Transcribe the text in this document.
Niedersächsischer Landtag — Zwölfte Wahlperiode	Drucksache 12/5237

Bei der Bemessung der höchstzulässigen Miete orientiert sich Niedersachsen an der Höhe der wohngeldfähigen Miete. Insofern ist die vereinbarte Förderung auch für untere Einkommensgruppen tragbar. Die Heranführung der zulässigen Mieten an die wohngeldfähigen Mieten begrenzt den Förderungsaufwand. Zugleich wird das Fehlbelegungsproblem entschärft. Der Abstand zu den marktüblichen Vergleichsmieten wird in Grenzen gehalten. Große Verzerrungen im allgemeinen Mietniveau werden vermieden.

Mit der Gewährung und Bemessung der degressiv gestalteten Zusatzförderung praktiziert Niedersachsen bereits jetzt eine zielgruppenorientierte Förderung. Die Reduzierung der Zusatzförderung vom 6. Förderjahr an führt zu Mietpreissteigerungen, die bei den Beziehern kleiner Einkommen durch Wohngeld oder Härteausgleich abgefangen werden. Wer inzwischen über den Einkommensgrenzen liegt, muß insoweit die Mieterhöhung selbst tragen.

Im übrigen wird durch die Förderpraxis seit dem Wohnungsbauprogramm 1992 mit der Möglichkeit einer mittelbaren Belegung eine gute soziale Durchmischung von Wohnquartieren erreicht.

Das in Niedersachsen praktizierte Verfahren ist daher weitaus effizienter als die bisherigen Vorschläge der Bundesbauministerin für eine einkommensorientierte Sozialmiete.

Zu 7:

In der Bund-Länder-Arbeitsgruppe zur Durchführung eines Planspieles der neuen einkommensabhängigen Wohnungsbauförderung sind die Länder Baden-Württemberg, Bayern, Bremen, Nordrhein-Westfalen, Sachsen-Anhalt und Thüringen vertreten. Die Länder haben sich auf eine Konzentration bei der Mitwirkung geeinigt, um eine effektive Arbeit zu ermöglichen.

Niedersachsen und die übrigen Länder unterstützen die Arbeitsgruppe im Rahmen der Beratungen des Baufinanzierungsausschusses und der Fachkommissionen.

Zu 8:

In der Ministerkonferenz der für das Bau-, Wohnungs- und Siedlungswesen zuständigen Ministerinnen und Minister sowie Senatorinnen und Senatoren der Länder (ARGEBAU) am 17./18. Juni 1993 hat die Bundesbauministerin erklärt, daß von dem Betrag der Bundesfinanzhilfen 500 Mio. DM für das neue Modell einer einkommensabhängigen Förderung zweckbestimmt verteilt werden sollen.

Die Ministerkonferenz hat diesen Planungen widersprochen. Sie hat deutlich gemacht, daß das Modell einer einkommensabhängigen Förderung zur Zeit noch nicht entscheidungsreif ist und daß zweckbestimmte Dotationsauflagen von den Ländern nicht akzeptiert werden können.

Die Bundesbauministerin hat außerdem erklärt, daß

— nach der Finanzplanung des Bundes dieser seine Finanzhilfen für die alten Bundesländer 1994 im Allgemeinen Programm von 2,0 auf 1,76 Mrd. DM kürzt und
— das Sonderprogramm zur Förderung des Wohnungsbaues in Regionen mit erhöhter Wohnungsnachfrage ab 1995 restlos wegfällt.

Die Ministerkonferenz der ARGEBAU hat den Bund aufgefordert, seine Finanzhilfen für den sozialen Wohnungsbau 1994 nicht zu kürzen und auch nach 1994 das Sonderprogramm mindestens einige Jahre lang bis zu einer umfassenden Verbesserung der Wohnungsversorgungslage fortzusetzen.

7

Given exercise >> Return all of the entries exactly as written.

Answer to the exercise >>
Transcribe the text in this document.
Niedersächsischer Landtag — Zwölfte Wahlperiode	Drucksache 12/5237

Bei der Bemessung der höchstzulässigen Miete orientiert sich Niedersachsen an der Höhe der wohngeldfähigen Miete. Insofern ist die vereinbarte Förderung auch für untere Einkommensgruppen tragbar. Die Heranführung der zulässigen Mieten an die wohngeldfähigen Mieten begrenzt den Förderungsaufwand. Zugleich wird das Fehlbelegungsproblem entschärft. Der Abstand zu den marktüblichen Vergleichsmieten wird in Grenzen gehalten. Große Verzerrungen im allgemeinen Mietniveau werden vermieden.

Mit der Gewährung und Bemessung der degressiv gestalteten Zusatzförderung praktiziert Niedersachsen bereits jetzt eine zielgruppenorientierte Förderung. Die Reduzierung der Zusatzförderung vom 6. Förderjahr an führt zu Mietpreissteigerungen, die bei den Beziehern kleiner Einkommen durch Wohngeld oder Härteausgleich abgefangen werden. Wer inzwischen über den Einkommensgrenzen liegt, muß insoweit die Mieterhöhung selbst tragen.

Im übrigen wird durch die Förderpraxis seit dem Wohnungsbauprogramm 1992 mit der Möglichkeit einer mittelbaren Belegung eine gute soziale Durchmischung von Wohnquartieren erreicht.

Das in Niedersachsen praktizierte Verfahren ist daher weitaus effizienter als die bisherigen Vorschläge der Bundesbauministerin für eine einkommensorientierte Sozialmiete.

Zu 7:

In der Bund-Länder-Arbeitsgruppe zur Durchführung eines Planspieles der neuen einkommensabhängigen Wohnungsbauförderung sind die Länder Baden-Württemberg, Bayern, Bremen, Nordrhein-Westfalen, Sachsen-Anhalt und Thüringen vertreten. Die Länder haben sich auf eine Konzentration bei der Mitwirkung geeinigt, um eine effektive Arbeit zu ermöglichen.

Niedersachsen und die übrigen Länder unterstützen die Arbeitsgruppe im Rahmen der Beratungen des Baufinanzierungsausschusses und der Fachkommissionen.

Zu 8:

In der Ministerkonferenz der für das Bau-, Wohnungs- und Siedlungswesen zuständigen Ministerinnen und Minister sowie Senatorinnen und Senatoren der Länder (ARGEBAU) am 17./18. Juni 1993 hat die Bundesbauministerin erklärt, daß von dem Betrag der Bundesfinanzhilfen 500 Mio. DM für das neue Modell einer einkommensabhängigen Förderung zweckbestimmt verteilt werden sollen.

Die Ministerkonferenz hat diesen Planungen widersprochen. Sie hat deutlich gemacht, daß das Modell einer einkommensabhängigen Förderung zur Zeit noch nicht entscheidungsreif ist und daß zweckbestimmte Dotationsauflagen von den Ländern nicht akzeptiert werden können.

Die Bundesbauministerin hat außerdem erklärt, daß

— nach der Finanzplanung des Bundes dieser seine Finanzhilfen für die alten Bundesländer 1994 im Allgemeinen Programm von 2,0 auf 1,76 Mrd. DM kürzt und
— das Sonderprogramm zur Förderung des Wohnungsbaues in Regionen mit erhöhter Wohnungsnachfrage ab 1995 restlos wegfällt.

Die Ministerkonferenz der ARGEBAU hat den Bund aufgefordert, seine Finanzhilfen für den sozialen Wohnungsbau 1994 nicht zu kürzen und auch nach 1994 das Sonderprogramm mindestens einige Jahre lang bis zu einer umfassenden Verbesserung der Wohnungsversorgungslage fortzusetzen.

7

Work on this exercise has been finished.